**REQUIREMENT:**
Search the material for the string "more" and copy each line where it occurs.

Stored records
* Begin *

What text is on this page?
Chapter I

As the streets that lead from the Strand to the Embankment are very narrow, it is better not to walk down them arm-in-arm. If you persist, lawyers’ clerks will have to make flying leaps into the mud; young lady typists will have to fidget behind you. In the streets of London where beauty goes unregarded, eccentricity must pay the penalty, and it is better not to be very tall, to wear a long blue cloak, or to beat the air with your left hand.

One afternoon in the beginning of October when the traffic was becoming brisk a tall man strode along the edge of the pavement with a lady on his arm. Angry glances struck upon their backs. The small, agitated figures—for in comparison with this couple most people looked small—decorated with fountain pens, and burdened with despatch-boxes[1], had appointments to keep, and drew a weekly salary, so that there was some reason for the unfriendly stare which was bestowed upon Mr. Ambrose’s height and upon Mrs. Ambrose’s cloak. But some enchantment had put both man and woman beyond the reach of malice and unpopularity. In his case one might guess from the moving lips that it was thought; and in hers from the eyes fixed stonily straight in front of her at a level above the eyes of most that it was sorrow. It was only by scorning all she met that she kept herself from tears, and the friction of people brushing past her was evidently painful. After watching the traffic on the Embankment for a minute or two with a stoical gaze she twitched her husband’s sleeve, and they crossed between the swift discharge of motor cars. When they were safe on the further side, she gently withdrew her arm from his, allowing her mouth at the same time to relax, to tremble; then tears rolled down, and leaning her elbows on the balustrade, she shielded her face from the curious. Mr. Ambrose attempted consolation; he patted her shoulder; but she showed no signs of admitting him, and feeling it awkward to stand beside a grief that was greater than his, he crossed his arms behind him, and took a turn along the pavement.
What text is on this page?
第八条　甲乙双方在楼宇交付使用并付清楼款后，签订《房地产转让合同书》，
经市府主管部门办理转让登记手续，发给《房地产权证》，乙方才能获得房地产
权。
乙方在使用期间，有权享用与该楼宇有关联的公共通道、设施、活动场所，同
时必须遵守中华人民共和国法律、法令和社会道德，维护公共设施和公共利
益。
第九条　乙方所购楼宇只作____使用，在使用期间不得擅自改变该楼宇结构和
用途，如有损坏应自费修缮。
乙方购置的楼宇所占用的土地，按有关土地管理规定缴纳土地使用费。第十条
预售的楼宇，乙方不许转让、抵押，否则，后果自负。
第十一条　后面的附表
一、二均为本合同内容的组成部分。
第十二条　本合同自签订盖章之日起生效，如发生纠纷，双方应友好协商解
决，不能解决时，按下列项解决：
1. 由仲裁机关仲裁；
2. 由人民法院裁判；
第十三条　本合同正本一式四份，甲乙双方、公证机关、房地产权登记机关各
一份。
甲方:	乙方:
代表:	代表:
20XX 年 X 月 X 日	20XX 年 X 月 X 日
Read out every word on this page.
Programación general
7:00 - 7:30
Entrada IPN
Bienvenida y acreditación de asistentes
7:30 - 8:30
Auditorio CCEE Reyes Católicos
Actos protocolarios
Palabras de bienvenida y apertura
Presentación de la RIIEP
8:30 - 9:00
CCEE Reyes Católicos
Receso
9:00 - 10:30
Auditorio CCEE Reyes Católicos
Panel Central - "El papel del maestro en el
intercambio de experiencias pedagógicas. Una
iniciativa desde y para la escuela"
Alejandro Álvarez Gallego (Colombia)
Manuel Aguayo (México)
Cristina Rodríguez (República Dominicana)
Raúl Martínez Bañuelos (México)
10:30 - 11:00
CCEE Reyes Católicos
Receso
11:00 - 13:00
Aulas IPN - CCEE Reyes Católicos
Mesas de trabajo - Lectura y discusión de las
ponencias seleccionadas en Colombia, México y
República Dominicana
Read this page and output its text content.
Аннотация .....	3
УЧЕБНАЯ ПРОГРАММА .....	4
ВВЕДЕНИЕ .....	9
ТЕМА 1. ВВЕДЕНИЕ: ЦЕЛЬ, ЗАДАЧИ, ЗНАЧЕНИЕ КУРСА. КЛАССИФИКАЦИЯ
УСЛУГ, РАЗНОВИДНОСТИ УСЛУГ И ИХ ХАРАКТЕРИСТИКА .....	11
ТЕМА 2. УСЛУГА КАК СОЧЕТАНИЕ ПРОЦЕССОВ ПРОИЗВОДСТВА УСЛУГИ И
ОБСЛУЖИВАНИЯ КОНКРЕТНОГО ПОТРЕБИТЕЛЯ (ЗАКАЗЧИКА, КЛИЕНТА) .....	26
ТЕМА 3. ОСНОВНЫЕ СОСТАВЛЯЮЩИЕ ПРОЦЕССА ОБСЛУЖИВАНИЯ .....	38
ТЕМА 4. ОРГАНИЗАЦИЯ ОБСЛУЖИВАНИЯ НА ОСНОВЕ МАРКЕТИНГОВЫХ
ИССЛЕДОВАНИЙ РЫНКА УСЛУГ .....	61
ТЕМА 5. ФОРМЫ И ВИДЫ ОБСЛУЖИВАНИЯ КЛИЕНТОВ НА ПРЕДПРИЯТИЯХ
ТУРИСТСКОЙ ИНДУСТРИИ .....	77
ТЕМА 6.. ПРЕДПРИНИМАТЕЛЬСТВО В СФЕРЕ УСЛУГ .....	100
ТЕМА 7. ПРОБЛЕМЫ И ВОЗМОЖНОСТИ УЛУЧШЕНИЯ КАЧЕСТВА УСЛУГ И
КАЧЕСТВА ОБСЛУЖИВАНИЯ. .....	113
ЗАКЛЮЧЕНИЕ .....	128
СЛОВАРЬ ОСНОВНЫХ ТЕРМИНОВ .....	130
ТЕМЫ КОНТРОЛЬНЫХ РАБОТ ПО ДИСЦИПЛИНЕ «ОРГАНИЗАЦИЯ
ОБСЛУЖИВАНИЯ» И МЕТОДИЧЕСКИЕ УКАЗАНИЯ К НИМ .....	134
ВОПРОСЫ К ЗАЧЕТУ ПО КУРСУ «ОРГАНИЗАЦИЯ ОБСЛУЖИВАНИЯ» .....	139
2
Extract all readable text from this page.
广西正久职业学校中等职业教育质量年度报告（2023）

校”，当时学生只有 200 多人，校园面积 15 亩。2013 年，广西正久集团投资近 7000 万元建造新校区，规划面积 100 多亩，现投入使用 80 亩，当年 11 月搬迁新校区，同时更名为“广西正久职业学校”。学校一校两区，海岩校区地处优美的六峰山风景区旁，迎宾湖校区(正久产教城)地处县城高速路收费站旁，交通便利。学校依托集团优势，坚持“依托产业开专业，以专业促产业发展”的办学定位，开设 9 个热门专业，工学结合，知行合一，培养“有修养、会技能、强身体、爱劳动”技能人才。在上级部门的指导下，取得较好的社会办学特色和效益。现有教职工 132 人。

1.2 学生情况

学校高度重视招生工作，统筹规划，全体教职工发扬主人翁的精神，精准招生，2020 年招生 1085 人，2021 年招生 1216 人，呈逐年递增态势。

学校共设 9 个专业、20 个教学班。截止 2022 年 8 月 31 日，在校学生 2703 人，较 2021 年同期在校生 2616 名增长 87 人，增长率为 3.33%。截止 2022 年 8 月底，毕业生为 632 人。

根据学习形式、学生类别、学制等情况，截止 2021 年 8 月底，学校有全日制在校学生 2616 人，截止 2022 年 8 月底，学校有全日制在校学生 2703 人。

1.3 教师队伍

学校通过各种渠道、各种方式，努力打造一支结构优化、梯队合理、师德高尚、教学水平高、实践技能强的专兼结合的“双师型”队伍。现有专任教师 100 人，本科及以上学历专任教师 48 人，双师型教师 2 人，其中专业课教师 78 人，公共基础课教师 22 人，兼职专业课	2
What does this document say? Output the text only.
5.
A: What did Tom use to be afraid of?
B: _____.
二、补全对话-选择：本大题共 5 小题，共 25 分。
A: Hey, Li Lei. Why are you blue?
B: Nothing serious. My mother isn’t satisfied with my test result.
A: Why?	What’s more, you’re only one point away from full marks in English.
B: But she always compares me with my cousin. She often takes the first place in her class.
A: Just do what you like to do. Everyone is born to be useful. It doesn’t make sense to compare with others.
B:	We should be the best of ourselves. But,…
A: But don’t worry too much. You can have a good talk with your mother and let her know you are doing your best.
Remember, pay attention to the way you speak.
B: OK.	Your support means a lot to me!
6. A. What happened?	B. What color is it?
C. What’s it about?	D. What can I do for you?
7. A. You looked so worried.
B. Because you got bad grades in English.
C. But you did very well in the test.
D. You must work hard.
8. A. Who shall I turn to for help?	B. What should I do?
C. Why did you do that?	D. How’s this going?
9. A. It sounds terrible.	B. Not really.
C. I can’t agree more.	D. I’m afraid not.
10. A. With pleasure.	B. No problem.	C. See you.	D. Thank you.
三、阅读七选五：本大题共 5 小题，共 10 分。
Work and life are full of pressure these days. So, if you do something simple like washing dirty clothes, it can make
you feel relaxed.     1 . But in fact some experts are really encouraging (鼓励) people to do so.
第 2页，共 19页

* End *

**REPLY TO THE TASK:**
A: Why?	What’s more, you’re only one point away from full marks in English.
C. I can’t agree more.	D. I’m afraid not.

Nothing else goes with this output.